**CONSIGNE**
Prolongez le texte ci-dessous sur la distribution de Werther en reprenant juste après sa dernière phrase.

**TEXTE**
☆ ☆ ☆

Le changement de distribution apporte des différences notables dans l’approche de l’œuvre. Au personnage sombre, à la sensibilité si proche des affres du héros de Goethe incarné par Kaufmann, succède en Roberto Alagna un personnage moins nuancé, tout d’une pièce, au timbre éclatant, incisif et rayonnant. Point d’ombre dans cette incarnation à vif à la force expressive (la mort de Werther), sans doute éloignée de l’esprit germanique, mais quel abattage, quelle assurance, et surtout quelle diction châtiée ! Du soleil dans la voix, une ligne souveraine (air d’Ossian) qui rend justice aux effluves de la musique française. A son côté, la Charlotte de Karine Deshayes tranche avec celle de Sophie Koch, plus éclatante. La rondeur d’une voix souple, bouleversante mais sans pathos dans les célèbres airs des lettres et des larmes, la fusion qu’elle sait entretenir avec Werther dans les duos donnent au personnage ce frémissement qui répond à son évolution psychologique et à son tourment.

☆ ☆ ☆

**DONNÉES AFFICHÉES**
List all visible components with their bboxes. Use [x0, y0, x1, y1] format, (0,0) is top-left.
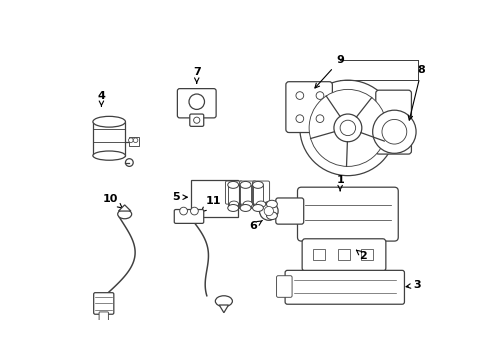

☆ ☆ ☆

**RÉPONSE ATTENDUE**
Jean-François Lapointe (2) possède l’allure et la classe d’un Albert sûr de son fait, chant parfait et vrai présence théâtrale. Hélène Guilmette campe une Sophie fine, pétillante et toute de fraîcheur. Les autres protagonistes tiennent leur rang, aussi bien le Bailli très humain de Jean-Philippe Lafont que les joyeux larrons Luca Lombardo (Schmidt) et Christian Tréguier (Johann), très en verve dans leur scène d’ébriété.
Merveille d’équilibre que la direction de Michel Plasson : il sait prendre son temps pour mieux saisir la transparence frémissante et les couleurs d’une musique à la poésie délicate, raffinée qui regarde vers la texture wagnérienne. Point d’excès dramatique, de bruit et de fureur dans cette interprétation intériorisée et profondément sentie. La clarté des plans, l’irisation sonore, la justesse stylistique, la maîtrise des émotions, le dosage entre le plateau et la fosse produisent toujours la même sensation de bonheur partagé face à un Orchestre de l’Opéra digne de son renom.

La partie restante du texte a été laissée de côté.